■ Your goal:
Gather all lines in the entries below that include the word "color".

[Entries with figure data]
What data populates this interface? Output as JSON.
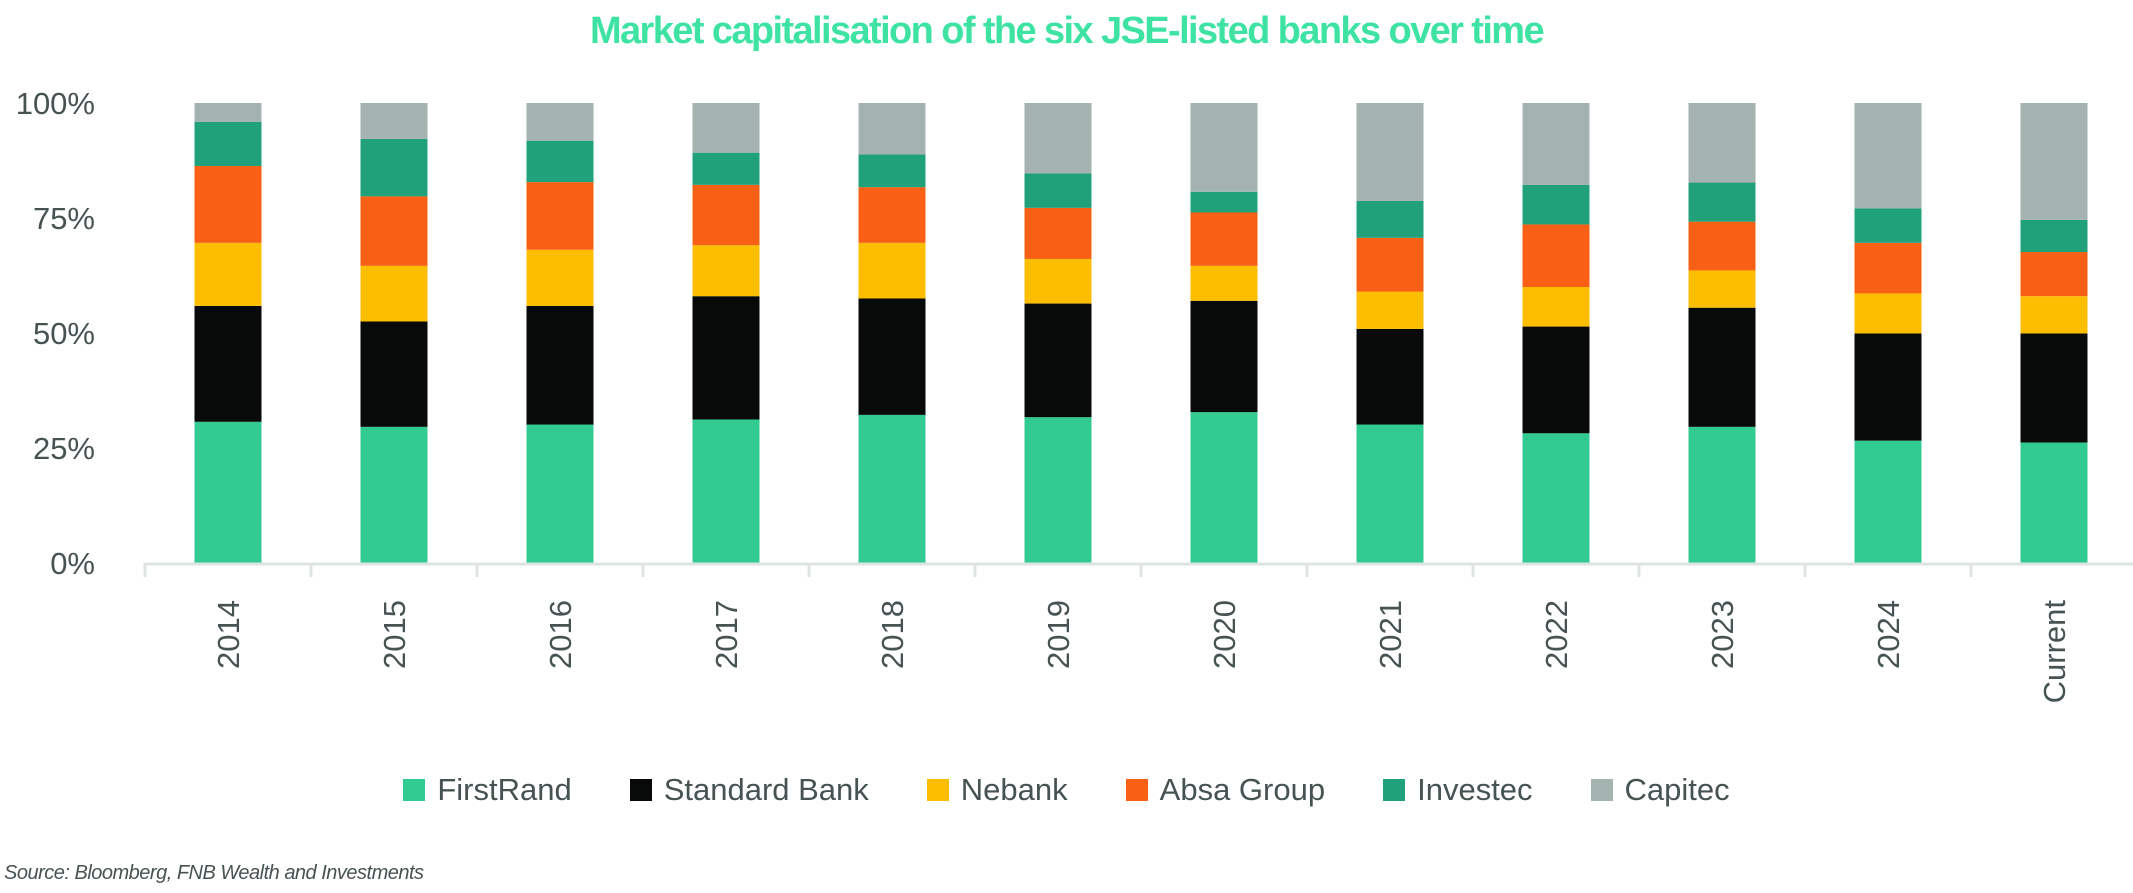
{
  "chart_data": {
    "type": "bar",
    "stacked": true,
    "title": "Market capitalisation of the six JSE-listed banks over time",
    "categories": [
      "2014",
      "2015",
      "2016",
      "2017",
      "2018",
      "2019",
      "2020",
      "2021",
      "2022",
      "2023",
      "2024",
      "Current"
    ],
    "ylim": [
      0,
      100
    ],
    "yticks": [
      "0%",
      "25%",
      "50%",
      "75%",
      "100%"
    ],
    "ytick_values": [
      0,
      25,
      50,
      75,
      100
    ],
    "grid": false,
    "legend_position": "bottom",
    "series": [
      {
        "name": "FirstRand",
        "color": "#31cb91",
        "values": [
          30.7,
          29.6,
          30.1,
          31.2,
          32.2,
          31.7,
          32.8,
          30.1,
          28.2,
          29.6,
          26.6,
          26.2
        ]
      },
      {
        "name": "Standard Bank",
        "color": "#080a09",
        "values": [
          25.2,
          22.9,
          25.8,
          26.8,
          25.3,
          24.7,
          24.2,
          20.8,
          23.2,
          25.9,
          23.3,
          23.7
        ]
      },
      {
        "name": "Nebank",
        "color": "#febe00",
        "values": [
          13.7,
          12.1,
          12.2,
          11.1,
          12.1,
          9.7,
          7.6,
          8.1,
          8.6,
          8.1,
          8.7,
          8.1
        ]
      },
      {
        "name": "Absa Group",
        "color": "#f76015",
        "values": [
          16.7,
          15.1,
          14.7,
          13.1,
          12.1,
          11.1,
          11.6,
          11.7,
          13.6,
          10.6,
          11.0,
          9.6
        ]
      },
      {
        "name": "Investec",
        "color": "#20a179",
        "values": [
          9.6,
          12.5,
          9.0,
          7.0,
          7.1,
          7.5,
          4.5,
          8.0,
          8.6,
          8.5,
          7.5,
          7.0
        ]
      },
      {
        "name": "Capitec",
        "color": "#a4b2b0",
        "values": [
          4.1,
          7.8,
          8.2,
          10.8,
          11.2,
          15.3,
          19.3,
          21.3,
          17.8,
          17.3,
          22.9,
          25.4
        ]
      }
    ]
  },
  "source": "Source: Bloomberg, FNB Wealth and Investments"
}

■ Result for this exercise:
        "color": "#31cb91",
        "color": "#080a09",
        "color": "#febe00",
        "color": "#f76015",
        "color": "#20a179",
        "color": "#a4b2b0",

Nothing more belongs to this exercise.